■ STATED TASK A: Translate this sentence from the directory-comparison thread into Spanish: "I want to compare two directories and all their contained files."
■ STATED TASK B: Reproduce everything in the directory-comparison thread from "Here's a tiny" down to "filecmp.dircmp(a, b).report_full_closure()", without changing a character.

##### PROVIDED TEXT #####

Gregg Lind
Gregg Lind

Reputation: 21280

Recursively compare two directories to ensure they have the same files and subdirectories

From what I observe filecmp.dircmp is recursive, but inadequate for my needs, at least in py2. I want to compare two directories and all their contained files. Does this exist, or do I need to build (using os.walk, for example). I prefer pre-built, where someone else has already done the unit-testing :)

The actual 'comparison' can be sloppy (ignore permissions, for example), if that helps.

I would like something boolean, and report_full_closure is a printed report. It also only goes down common subdirs. AFIAC, if they have anything in the left or right dir only those are different dirs. I build this using os.walk instead.

Upvotes: 48

Views: 87018

Answers (15)

Nelson Yeung
Nelson Yeung

Reputation: 3382

Here's a tiny hack without our own recursion and algorithm:

import contextlib
import filecmp
import io
import re

def are_dirs_equal(a, b) -> bool:
    stdout = io.StringIO()
    with contextlib.redirect_stdout(stdout):
        filecmp.dircmp(a, b).report_full_closure()

##### SOURCE EXCERPT #####

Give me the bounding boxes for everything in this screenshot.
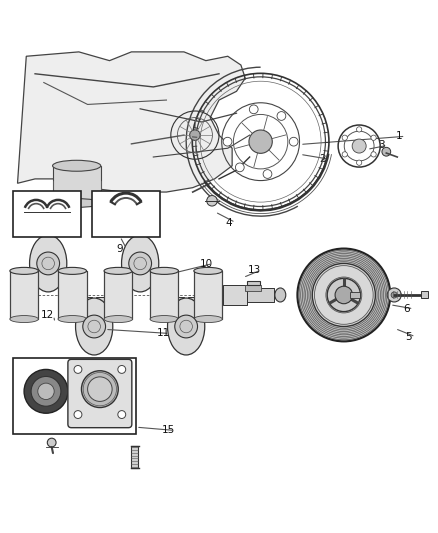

#####

■ RIGHT ANSWER A: Quiero comparar dos directorios y todos los archivos que contienen.

■ RIGHT ANSWER B:
Here's a tiny hack without our own recursion and algorithm:

import contextlib
import filecmp
import io
import re

def are_dirs_equal(a, b) -> bool:
    stdout = io.StringIO()
    with contextlib.redirect_stdout(stdout):
        filecmp.dircmp(a, b).report_full_closure()